**Instruction:** Identify and copy all lines of the material where the string "TradingView" is found.

Figure contents as structured data:
________________________

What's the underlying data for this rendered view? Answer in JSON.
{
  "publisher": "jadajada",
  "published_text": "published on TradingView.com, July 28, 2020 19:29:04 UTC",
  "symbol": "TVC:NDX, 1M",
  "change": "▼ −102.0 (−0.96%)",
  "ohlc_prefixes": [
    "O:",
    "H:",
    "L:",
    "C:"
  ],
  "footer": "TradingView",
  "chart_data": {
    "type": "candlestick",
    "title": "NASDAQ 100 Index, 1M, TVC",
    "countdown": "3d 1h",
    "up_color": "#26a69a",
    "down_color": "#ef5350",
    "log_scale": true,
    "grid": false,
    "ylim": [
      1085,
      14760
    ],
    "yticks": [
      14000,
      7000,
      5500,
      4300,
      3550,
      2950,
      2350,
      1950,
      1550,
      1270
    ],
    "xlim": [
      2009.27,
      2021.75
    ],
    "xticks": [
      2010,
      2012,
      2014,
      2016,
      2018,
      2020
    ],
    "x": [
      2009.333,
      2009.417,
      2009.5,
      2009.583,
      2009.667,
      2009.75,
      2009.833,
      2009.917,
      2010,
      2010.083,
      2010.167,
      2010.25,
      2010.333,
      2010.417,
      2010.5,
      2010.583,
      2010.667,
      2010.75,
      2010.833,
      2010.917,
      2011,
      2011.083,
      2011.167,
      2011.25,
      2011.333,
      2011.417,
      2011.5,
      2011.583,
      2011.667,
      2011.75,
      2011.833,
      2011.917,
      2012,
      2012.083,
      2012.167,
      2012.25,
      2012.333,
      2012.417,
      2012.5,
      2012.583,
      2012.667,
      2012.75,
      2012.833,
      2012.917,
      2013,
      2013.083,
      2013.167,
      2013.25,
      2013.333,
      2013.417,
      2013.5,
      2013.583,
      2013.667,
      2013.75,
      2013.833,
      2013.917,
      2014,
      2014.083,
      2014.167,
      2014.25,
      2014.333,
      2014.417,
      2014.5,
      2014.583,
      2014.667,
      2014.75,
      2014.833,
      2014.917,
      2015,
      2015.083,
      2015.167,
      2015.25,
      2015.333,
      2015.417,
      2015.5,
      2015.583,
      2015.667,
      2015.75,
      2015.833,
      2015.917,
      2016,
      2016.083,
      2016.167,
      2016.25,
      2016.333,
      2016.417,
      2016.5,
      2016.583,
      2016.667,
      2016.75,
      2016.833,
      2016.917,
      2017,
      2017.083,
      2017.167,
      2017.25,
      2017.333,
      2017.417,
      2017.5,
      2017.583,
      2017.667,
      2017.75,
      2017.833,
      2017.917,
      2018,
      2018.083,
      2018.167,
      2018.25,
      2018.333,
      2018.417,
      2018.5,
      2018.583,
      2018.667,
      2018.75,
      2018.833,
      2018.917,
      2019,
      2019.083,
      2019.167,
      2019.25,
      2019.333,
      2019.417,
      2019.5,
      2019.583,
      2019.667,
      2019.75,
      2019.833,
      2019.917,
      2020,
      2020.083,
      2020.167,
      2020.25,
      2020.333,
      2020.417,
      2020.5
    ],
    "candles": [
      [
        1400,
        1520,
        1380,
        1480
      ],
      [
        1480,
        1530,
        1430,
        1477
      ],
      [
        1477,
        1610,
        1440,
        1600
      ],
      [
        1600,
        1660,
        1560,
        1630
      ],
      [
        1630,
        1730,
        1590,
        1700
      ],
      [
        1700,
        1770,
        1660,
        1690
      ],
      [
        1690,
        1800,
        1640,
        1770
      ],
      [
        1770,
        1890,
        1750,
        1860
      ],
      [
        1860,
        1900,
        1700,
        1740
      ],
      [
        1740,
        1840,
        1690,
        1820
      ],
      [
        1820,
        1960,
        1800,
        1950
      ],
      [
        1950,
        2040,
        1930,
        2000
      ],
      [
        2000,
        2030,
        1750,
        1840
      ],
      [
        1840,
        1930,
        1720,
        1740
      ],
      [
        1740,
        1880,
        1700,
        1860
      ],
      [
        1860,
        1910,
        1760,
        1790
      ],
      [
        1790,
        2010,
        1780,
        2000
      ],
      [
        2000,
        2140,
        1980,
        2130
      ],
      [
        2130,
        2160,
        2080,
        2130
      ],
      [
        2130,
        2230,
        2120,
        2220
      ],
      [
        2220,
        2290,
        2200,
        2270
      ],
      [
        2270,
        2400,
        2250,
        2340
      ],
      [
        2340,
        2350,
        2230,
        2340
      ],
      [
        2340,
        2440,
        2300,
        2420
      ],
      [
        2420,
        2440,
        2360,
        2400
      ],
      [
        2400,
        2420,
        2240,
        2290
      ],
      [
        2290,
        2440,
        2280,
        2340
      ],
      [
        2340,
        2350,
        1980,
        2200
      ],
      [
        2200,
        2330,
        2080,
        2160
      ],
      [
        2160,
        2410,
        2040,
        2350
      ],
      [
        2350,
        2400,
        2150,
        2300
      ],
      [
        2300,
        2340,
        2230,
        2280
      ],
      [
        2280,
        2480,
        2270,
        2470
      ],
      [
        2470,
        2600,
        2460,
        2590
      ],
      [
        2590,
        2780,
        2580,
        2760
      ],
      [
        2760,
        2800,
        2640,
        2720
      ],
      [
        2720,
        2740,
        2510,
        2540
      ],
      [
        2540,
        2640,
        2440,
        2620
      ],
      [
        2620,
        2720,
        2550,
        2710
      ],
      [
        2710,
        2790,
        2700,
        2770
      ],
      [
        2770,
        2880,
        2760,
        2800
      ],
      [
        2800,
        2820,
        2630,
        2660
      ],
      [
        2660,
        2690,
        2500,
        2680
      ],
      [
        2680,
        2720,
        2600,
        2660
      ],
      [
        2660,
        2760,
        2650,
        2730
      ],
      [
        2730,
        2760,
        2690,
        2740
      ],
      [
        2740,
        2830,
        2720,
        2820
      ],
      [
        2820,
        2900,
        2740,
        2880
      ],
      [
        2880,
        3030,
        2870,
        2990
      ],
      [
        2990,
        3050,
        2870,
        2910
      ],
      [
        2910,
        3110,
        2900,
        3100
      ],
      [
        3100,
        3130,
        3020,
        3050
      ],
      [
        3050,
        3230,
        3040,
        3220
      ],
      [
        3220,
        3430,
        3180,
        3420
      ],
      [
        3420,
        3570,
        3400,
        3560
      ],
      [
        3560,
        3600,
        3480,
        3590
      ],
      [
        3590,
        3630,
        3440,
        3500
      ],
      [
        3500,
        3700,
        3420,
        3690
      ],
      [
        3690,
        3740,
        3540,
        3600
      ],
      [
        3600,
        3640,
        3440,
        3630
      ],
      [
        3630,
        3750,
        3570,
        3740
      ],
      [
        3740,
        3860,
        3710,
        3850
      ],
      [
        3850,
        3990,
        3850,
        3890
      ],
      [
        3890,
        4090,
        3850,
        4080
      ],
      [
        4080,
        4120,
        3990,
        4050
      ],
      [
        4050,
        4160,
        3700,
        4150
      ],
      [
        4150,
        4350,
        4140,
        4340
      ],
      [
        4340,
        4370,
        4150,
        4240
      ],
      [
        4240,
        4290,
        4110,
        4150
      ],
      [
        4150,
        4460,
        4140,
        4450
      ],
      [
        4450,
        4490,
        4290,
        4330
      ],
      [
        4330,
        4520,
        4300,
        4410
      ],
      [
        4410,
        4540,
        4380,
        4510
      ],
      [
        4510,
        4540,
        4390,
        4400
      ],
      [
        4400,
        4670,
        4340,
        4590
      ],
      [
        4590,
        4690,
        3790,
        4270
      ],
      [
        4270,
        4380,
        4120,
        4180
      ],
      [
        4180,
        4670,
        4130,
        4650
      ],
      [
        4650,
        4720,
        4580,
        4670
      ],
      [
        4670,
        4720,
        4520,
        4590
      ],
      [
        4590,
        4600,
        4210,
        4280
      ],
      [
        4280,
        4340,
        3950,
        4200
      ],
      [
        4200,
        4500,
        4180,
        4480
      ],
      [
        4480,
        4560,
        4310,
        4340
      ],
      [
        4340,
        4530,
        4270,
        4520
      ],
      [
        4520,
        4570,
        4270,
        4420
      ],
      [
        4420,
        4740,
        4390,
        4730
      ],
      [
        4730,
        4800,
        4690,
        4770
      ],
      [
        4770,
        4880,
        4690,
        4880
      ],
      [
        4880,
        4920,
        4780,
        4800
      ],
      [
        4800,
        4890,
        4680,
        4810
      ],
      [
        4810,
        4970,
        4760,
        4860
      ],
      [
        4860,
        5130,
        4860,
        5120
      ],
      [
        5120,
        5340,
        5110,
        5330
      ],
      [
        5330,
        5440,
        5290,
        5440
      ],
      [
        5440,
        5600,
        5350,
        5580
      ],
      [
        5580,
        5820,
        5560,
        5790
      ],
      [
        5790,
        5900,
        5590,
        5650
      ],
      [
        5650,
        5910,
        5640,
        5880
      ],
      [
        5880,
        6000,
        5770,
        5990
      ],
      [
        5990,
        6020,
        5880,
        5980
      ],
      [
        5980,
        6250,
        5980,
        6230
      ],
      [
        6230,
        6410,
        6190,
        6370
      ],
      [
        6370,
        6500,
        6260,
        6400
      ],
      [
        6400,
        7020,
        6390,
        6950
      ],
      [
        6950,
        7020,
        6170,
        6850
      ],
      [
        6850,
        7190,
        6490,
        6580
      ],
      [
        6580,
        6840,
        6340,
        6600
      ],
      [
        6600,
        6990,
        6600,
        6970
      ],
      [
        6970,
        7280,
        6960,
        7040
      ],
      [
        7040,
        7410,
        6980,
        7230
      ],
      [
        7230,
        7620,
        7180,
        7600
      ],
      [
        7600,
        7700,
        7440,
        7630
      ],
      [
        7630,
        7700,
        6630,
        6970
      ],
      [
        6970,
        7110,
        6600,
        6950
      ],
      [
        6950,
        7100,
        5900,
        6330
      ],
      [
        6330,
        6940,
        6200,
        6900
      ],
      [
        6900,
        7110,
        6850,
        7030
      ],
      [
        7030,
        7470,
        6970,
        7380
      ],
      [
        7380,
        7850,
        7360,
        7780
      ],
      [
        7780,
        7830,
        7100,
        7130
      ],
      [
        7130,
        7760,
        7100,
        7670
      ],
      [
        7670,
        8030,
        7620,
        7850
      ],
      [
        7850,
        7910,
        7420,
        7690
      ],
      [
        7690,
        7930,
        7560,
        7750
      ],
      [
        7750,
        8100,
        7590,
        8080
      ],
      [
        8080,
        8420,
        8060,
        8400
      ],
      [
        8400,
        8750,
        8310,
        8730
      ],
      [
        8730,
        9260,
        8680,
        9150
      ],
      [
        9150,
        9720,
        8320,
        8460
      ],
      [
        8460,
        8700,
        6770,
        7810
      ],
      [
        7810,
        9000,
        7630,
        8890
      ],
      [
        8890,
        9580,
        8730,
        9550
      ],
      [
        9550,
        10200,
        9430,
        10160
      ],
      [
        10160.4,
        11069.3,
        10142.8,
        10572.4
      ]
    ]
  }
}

________________________

**Solution:**
  "published_text": "published on TradingView.com, July 28, 2020 19:29:04 UTC",
  "footer": "TradingView",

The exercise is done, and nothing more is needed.